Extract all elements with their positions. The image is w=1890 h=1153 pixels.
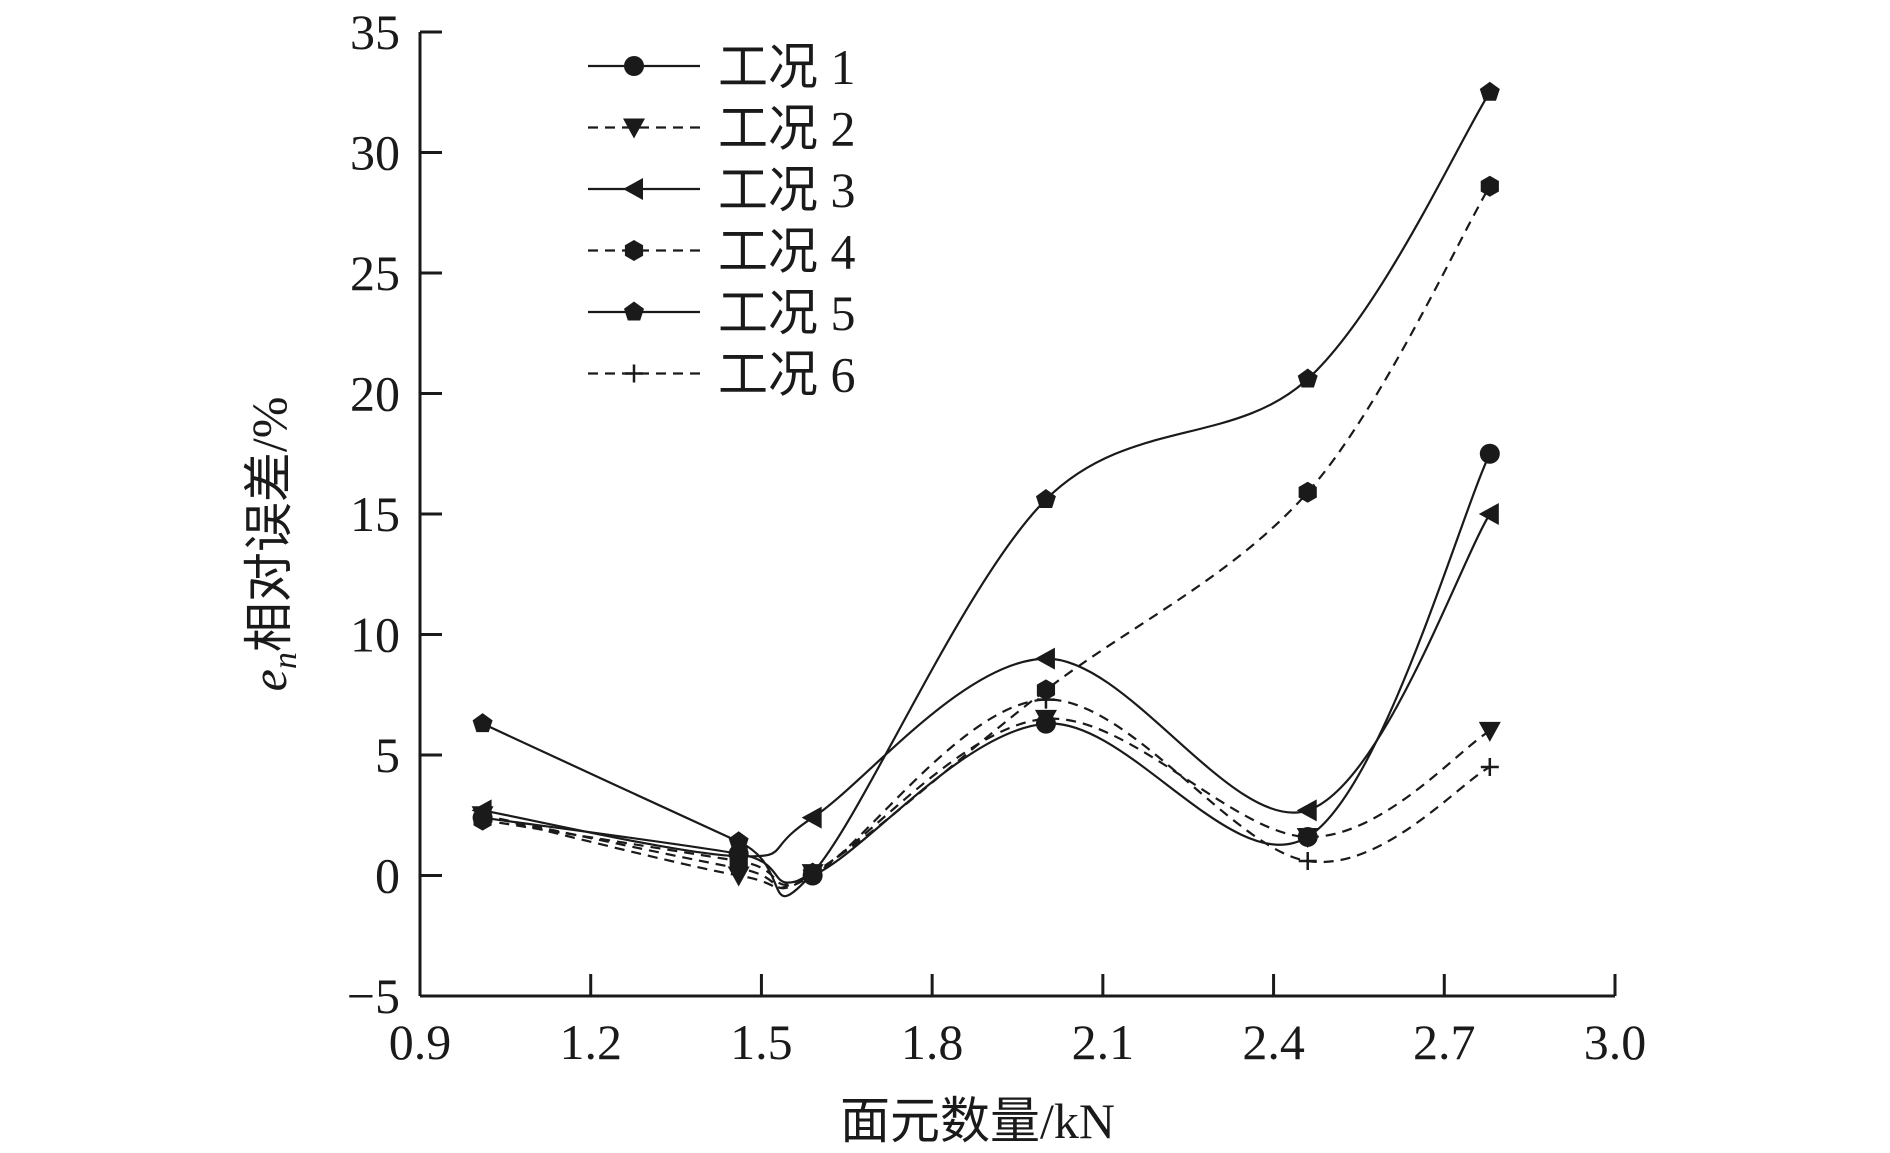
y-tick-label: 10 — [350, 607, 400, 663]
legend-item: 工况 6 — [588, 347, 856, 403]
data-point — [1034, 647, 1055, 670]
data-point — [1035, 489, 1056, 509]
y-axis-subscript: n — [267, 652, 304, 669]
data-point — [1478, 721, 1501, 742]
data-point — [1480, 758, 1499, 777]
data-point — [473, 806, 492, 825]
y-tick-label: 5 — [375, 727, 400, 783]
x-tick-label: 2.1 — [1072, 1014, 1135, 1070]
y-tick-label: 35 — [350, 4, 400, 60]
data-point — [1036, 679, 1056, 701]
legend-label: 工况 2 — [718, 101, 856, 157]
legend-item: 工况 2 — [588, 101, 856, 157]
legend-marker — [624, 240, 644, 261]
legend-item: 工况 4 — [588, 224, 856, 280]
y-axis-title: en相对误差/% — [241, 397, 304, 692]
x-tick-label: 1.5 — [730, 1014, 793, 1070]
data-point — [729, 859, 748, 878]
data-point — [1036, 690, 1055, 709]
series-line — [482, 453, 1491, 884]
legend-label: 工况 6 — [718, 347, 856, 403]
legend-item: 工况 1 — [588, 39, 856, 95]
y-tick-label: −5 — [347, 968, 400, 1024]
legend-marker — [625, 364, 643, 383]
series-line — [482, 717, 1491, 890]
series-line — [482, 513, 1491, 858]
legend: 工况 1 工况 2工况 3 工况 4工况 5 工况 6 — [588, 39, 856, 403]
legend-label: 工况 4 — [718, 224, 856, 280]
legend-label: 工况 3 — [718, 162, 856, 218]
series-6 — [473, 690, 1499, 890]
data-point — [1297, 368, 1318, 388]
legend-marker — [624, 301, 644, 321]
series-1 — [472, 443, 1500, 886]
y-tick-label: 20 — [350, 366, 400, 422]
series-line — [482, 698, 1491, 890]
series-line — [482, 91, 1491, 898]
data-point — [1034, 709, 1057, 730]
y-axis-text: 相对误差/% — [241, 397, 297, 653]
data-point — [1480, 175, 1499, 197]
svg-text:en相对误差/%: en相对误差/% — [241, 397, 304, 692]
series-layer — [471, 81, 1501, 898]
data-point — [801, 806, 822, 829]
x-tick-label: 2.7 — [1413, 1014, 1476, 1070]
legend-label: 工况 5 — [718, 285, 856, 341]
series-3 — [471, 503, 1499, 868]
data-point — [1298, 481, 1317, 503]
data-point — [472, 713, 493, 733]
axes: 0.9 1.2 1.5 1.8 2.1 2.4 2.7 3.0 35 30 25 20 15 10 5 0 −5 — [347, 4, 1646, 1070]
data-point — [1296, 827, 1319, 848]
series-4 — [473, 175, 1499, 886]
data-point — [728, 831, 749, 851]
series-5 — [472, 81, 1500, 898]
data-point — [1478, 503, 1499, 525]
legend-marker — [624, 56, 644, 76]
legend-label: 工况 1 — [718, 39, 856, 95]
x-tick-label: 1.2 — [559, 1014, 622, 1070]
data-point — [1479, 81, 1500, 101]
x-tick-label: 0.9 — [389, 1014, 452, 1070]
data-point — [1298, 852, 1317, 871]
data-point — [1479, 443, 1500, 464]
legend-item: 工况 5 — [588, 285, 856, 341]
legend-marker — [623, 118, 645, 139]
y-axis-symbol: e — [241, 669, 297, 691]
y-tick-label: 25 — [350, 245, 400, 301]
data-point — [803, 866, 822, 885]
data-point — [1296, 799, 1317, 822]
y-tick-label: 30 — [350, 125, 400, 181]
series-line — [482, 185, 1491, 886]
x-tick-label: 2.4 — [1242, 1014, 1305, 1070]
y-tick-label: 15 — [350, 486, 400, 542]
legend-marker — [623, 178, 643, 200]
x-axis-title: 面元数量/kN — [840, 1093, 1115, 1149]
y-tick-label: 0 — [375, 848, 400, 904]
legend-item: 工况 3 — [588, 162, 856, 218]
x-tick-label: 3.0 — [1584, 1014, 1647, 1070]
x-tick-label: 1.8 — [901, 1014, 964, 1070]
=======
▶ _WRITTEN EXERCISE_
Copy out the part of the data above that opens with the line containing "y-tick-label: 10 — [350, 607, 400, 663]" and closes with the line containing "data-point — [1036, 679, 1056, 701]". Include both of those lines and keep every line the same.

▶ _REPLY TO THE EXERCISE_
y-tick-label: 10 — [350, 607, 400, 663]
legend-item: 工况 6 — [588, 347, 856, 403]
data-point — [1034, 647, 1055, 670]
data-point — [1035, 489, 1056, 509]
y-axis-subscript: n — [267, 652, 304, 669]
data-point — [1478, 721, 1501, 742]
data-point — [1480, 758, 1499, 777]
data-point — [473, 806, 492, 825]
y-tick-label: 5 — [375, 727, 400, 783]
x-tick-label: 2.1 — [1072, 1014, 1135, 1070]
y-tick-label: 35 — [350, 4, 400, 60]
data-point — [1036, 679, 1056, 701]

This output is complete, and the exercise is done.